:: Given request 1 ::
Write out the part of the essay on self-immolation that runs from "Not so with" down to "of human devotion.".

:: Selected excerpt ::
=======
By Messay Kebede
I am surprised that the Woyanne regime does not see how unfailingly the shameful propaganda machine unleashed to discredit Yenesew Gebre’s political message is bound to fall flat. The attempt to describe his {www:self-immolation} as the act of a mentally deranged person and the recourse to testimonies of alleged close relatives of him to back up the accusation, while exposing the vicious methods of the regime, do absolutely nothing to tarnish the political message of Yenesew’s heroic self-sacrifice.
Doubtless, both mental sickness and despair can induce suicidal behaviors. But the real issue here is that such behaviors are associated with personal disorder, distress, or misfortune. More importantly, as personal setbacks, they inspire forms of death that are quick and covert, such as hanging, jumping from height, wrist cutting, drug overdosing, or drowning. The motivation behind such acts is to end a life out of control or judged intolerable. What is missing is the social dimension, that is, the sacrifice of life for the purpose of expressing political protests. Indeed, even when despair is caused by political adversities, the person who chooses to commit suicide by hanging or drowning himself/ herself is acting more as a quitter than a protester.
Not so with self-immolation for the defining reason that burning oneself to death is a public and dramatic act and a form of death that is most painful. The choice of a public stage is clearly associated with the intention to protest or send a message related to a common concern. Unlike the desperate person, the purpose is not to escape distress by ending one’s life, but to use the sacrifice of life to make a political statement. Death is not here an exit, but an instrument to advance a common cause. That is why, unlike other forms of suicide, self-immolation is very rare: let alone despair, even insanity would not be crazy enough to opt for this particularly excruciating type of death. Self-immolation contains a selflessness that can only take us to the higher realm of human devotion.
A contrast with suicide attack further brings out the specific nature of self-immolation. What they have in common is the sacrifice of life for the common cause; where they differ is in their attitude to the use of violence. Suicidal attackers want to cause harm to their enemies, while death by self-immolation causes extreme pain and demise only to the person committing suicide. This absence of harm to others likens self-immolation to hunger strikes, the huge difference being, of course, that hunger strikes rarely end in death and are motivated by the prospect of obtaining some concessions, whereas self-immolation is inspired by the resolution to die and does not expect concessions.
If self-immolation is not driven by the prospect of extracting concessions, what is, then, its purpose? Since death is not used as an exit, both the fact that it is a public act and an excruciating form of death should deliver the purpose. While the choice of a public place attests to the involvement of a common cause, the selection of a very painful death is obviously designed to arouse an emotional response. The public scene of an individual burning himself/herself to death can only arouse outrage. Equally noticeable is the fact that the outrage soon changes into shame: those who watch it or hear about it feels the guilt of their own resignation and cowardice. All face this simple but terrible question: how do we let this happen? At the same time, however, they feel the galvanizing effect of self-sacrifice for the common cause. In other words, by choosing a terrible death, the hero exhorts his countrymen to overcome their fears, thereby reigniting the symbolic meanings of fire as purification, passion, and renewal.
=======
:: Data supplied ::

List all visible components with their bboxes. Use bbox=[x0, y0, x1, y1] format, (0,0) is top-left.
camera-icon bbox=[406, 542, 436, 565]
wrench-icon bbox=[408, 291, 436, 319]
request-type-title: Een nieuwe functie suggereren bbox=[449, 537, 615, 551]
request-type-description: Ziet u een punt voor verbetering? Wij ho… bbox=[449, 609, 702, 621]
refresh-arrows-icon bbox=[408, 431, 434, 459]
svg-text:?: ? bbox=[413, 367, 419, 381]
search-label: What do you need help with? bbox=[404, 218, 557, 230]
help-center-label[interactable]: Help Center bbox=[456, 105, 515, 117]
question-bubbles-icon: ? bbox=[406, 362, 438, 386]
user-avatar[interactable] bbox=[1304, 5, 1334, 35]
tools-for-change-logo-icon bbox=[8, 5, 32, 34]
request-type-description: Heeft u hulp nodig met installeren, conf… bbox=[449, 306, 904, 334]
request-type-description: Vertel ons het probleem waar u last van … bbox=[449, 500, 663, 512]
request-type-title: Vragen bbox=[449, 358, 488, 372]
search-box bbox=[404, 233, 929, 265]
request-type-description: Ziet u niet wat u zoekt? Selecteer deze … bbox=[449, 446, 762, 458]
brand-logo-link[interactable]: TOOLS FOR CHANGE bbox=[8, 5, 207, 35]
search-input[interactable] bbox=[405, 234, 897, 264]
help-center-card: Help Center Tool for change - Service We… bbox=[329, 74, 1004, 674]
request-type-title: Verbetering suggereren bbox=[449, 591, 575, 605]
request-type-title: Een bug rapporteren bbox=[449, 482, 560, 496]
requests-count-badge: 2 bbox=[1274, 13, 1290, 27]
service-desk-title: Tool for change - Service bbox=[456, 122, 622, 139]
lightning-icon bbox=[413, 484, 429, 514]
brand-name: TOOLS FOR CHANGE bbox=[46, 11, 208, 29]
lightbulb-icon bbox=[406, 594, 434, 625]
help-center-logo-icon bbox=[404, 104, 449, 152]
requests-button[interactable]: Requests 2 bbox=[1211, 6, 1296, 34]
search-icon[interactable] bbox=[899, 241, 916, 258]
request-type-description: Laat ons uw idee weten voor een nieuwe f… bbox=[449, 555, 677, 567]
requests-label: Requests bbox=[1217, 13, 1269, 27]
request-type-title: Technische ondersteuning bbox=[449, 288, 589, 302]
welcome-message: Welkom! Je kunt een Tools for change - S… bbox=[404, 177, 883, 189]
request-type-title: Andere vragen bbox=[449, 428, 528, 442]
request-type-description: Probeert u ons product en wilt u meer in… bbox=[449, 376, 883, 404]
=======
:: Given request 2 ::
In the records, change "components" to "elements" in everything from the start down to the line containing "request-type-title: Een nieuwe", keeping all else the same. Give only those lines.

:: Exercise response 1 ::
Not so with self-immolation for the defining reason that burning oneself to death is a public and dramatic act and a form of death that is most painful. The choice of a public stage is clearly associated with the intention to protest or send a message related to a common concern. Unlike the desperate person, the purpose is not to escape distress by ending one’s life, but to use the sacrifice of life to make a political statement. Death is not here an exit, but an instrument to advance a common cause. That is why, unlike other forms of suicide, self-immolation is very rare: let alone despair, even insanity would not be crazy enough to opt for this particularly excruciating type of death. Self-immolation contains a selflessness that can only take us to the higher realm of human devotion.

:: Exercise response 2 ::
List all visible elements with their bboxes. Use bbox=[x0, y0, x1, y1] format, (0,0) is top-left.
camera-icon bbox=[406, 542, 436, 565]
wrench-icon bbox=[408, 291, 436, 319]
request-type-title: Een nieuwe functie suggereren bbox=[449, 537, 615, 551]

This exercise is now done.